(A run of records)
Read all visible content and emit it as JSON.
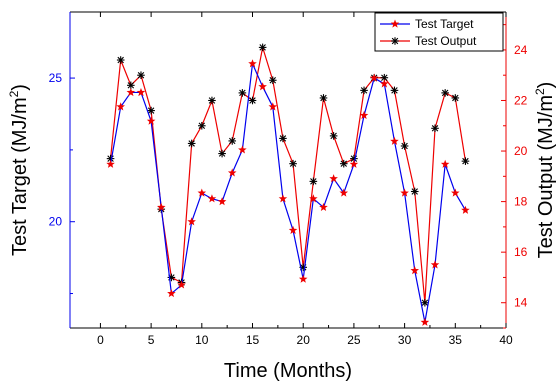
{
  "chart_data": {
    "type": "line",
    "xlabel": "Time (Months)",
    "ylabel_left": "Test Target (MJ/m²)",
    "ylabel_left_parts": {
      "main": "Test Target (MJ/m",
      "sup": "2",
      "end": ")"
    },
    "ylabel_right": "Test Output (MJ/m²)",
    "ylabel_right_parts": {
      "main": "Test Output (MJ/m",
      "sup": "2",
      "end": ")"
    },
    "xlim": [
      -3,
      40
    ],
    "ylim_left": [
      16.3,
      27.3
    ],
    "ylim_right": [
      13,
      25.5
    ],
    "x_ticks": [
      "0",
      "5",
      "10",
      "15",
      "20",
      "25",
      "30",
      "35",
      "40"
    ],
    "y_left_ticks": [
      "20",
      "25"
    ],
    "y_right_ticks": [
      "14",
      "16",
      "18",
      "20",
      "22",
      "24"
    ],
    "legend": {
      "placement": "top-right",
      "entries": [
        "Test Target",
        "Test Output"
      ]
    },
    "colors": {
      "target": "#0000ee",
      "output": "#ee0000",
      "right_axis": "#ee0000",
      "left_axis": "#000000"
    },
    "x": [
      1,
      2,
      3,
      4,
      5,
      6,
      7,
      8,
      9,
      10,
      11,
      12,
      13,
      14,
      15,
      16,
      17,
      18,
      19,
      20,
      21,
      22,
      23,
      24,
      25,
      26,
      27,
      28,
      29,
      30,
      31,
      32,
      33,
      34,
      35,
      36
    ],
    "series": [
      {
        "name": "Test Target",
        "axis": "left",
        "line_color": "#0000ee",
        "marker": "star",
        "marker_color": "#ee0000",
        "values": [
          22.0,
          24.0,
          24.5,
          24.5,
          23.5,
          20.5,
          17.5,
          17.8,
          20.0,
          21.0,
          20.8,
          20.7,
          21.7,
          22.5,
          25.5,
          24.7,
          24.0,
          20.8,
          19.7,
          18.0,
          20.8,
          20.5,
          21.5,
          21.0,
          22.0,
          23.7,
          25.0,
          24.8,
          22.8,
          21.0,
          18.3,
          16.5,
          18.5,
          22.0,
          21.0,
          20.4
        ]
      },
      {
        "name": "Test Output",
        "axis": "right",
        "line_color": "#ee0000",
        "marker": "asterisk",
        "marker_color": "#000000",
        "values": [
          19.7,
          23.6,
          22.6,
          23.0,
          21.6,
          17.7,
          15.0,
          14.8,
          20.3,
          21.0,
          22.0,
          19.9,
          20.4,
          22.3,
          22.0,
          24.1,
          22.8,
          20.5,
          19.5,
          15.4,
          18.8,
          22.1,
          20.6,
          19.5,
          19.7,
          22.4,
          22.9,
          22.9,
          22.4,
          20.2,
          18.4,
          14.0,
          20.9,
          22.3,
          22.1,
          19.6
        ]
      }
    ]
  }
}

## EXERCISE REQUIREMENTS
Transcribe the preceding listing in its entirety and with exact wording, leaving out pictures.

## WORKED ANSWER
Read all visible content and emit it as JSON.
{
  "chart_data": {
    "type": "line",
    "xlabel": "Time (Months)",
    "ylabel_left": "Test Target (MJ/m²)",
    "ylabel_left_parts": {
      "main": "Test Target (MJ/m",
      "sup": "2",
      "end": ")"
    },
    "ylabel_right": "Test Output (MJ/m²)",
    "ylabel_right_parts": {
      "main": "Test Output (MJ/m",
      "sup": "2",
      "end": ")"
    },
    "xlim": [
      -3,
      40
    ],
    "ylim_left": [
      16.3,
      27.3
    ],
    "ylim_right": [
      13,
      25.5
    ],
    "x_ticks": [
      "0",
      "5",
      "10",
      "15",
      "20",
      "25",
      "30",
      "35",
      "40"
    ],
    "y_left_ticks": [
      "20",
      "25"
    ],
    "y_right_ticks": [
      "14",
      "16",
      "18",
      "20",
      "22",
      "24"
    ],
    "legend": {
      "placement": "top-right",
      "entries": [
        "Test Target",
        "Test Output"
      ]
    },
    "colors": {
      "target": "#0000ee",
      "output": "#ee0000",
      "right_axis": "#ee0000",
      "left_axis": "#000000"
    },
    "x": [
      1,
      2,
      3,
      4,
      5,
      6,
      7,
      8,
      9,
      10,
      11,
      12,
      13,
      14,
      15,
      16,
      17,
      18,
      19,
      20,
      21,
      22,
      23,
      24,
      25,
      26,
      27,
      28,
      29,
      30,
      31,
      32,
      33,
      34,
      35,
      36
    ],
    "series": [
      {
        "name": "Test Target",
        "axis": "left",
        "line_color": "#0000ee",
        "marker": "star",
        "marker_color": "#ee0000",
        "values": [
          22.0,
          24.0,
          24.5,
          24.5,
          23.5,
          20.5,
          17.5,
          17.8,
          20.0,
          21.0,
          20.8,
          20.7,
          21.7,
          22.5,
          25.5,
          24.7,
          24.0,
          20.8,
          19.7,
          18.0,
          20.8,
          20.5,
          21.5,
          21.0,
          22.0,
          23.7,
          25.0,
          24.8,
          22.8,
          21.0,
          18.3,
          16.5,
          18.5,
          22.0,
          21.0,
          20.4
        ]
      },
      {
        "name": "Test Output",
        "axis": "right",
        "line_color": "#ee0000",
        "marker": "asterisk",
        "marker_color": "#000000",
        "values": [
          19.7,
          23.6,
          22.6,
          23.0,
          21.6,
          17.7,
          15.0,
          14.8,
          20.3,
          21.0,
          22.0,
          19.9,
          20.4,
          22.3,
          22.0,
          24.1,
          22.8,
          20.5,
          19.5,
          15.4,
          18.8,
          22.1,
          20.6,
          19.5,
          19.7,
          22.4,
          22.9,
          22.9,
          22.4,
          20.2,
          18.4,
          14.0,
          20.9,
          22.3,
          22.1,
          19.6
        ]
      }
    ]
  }
}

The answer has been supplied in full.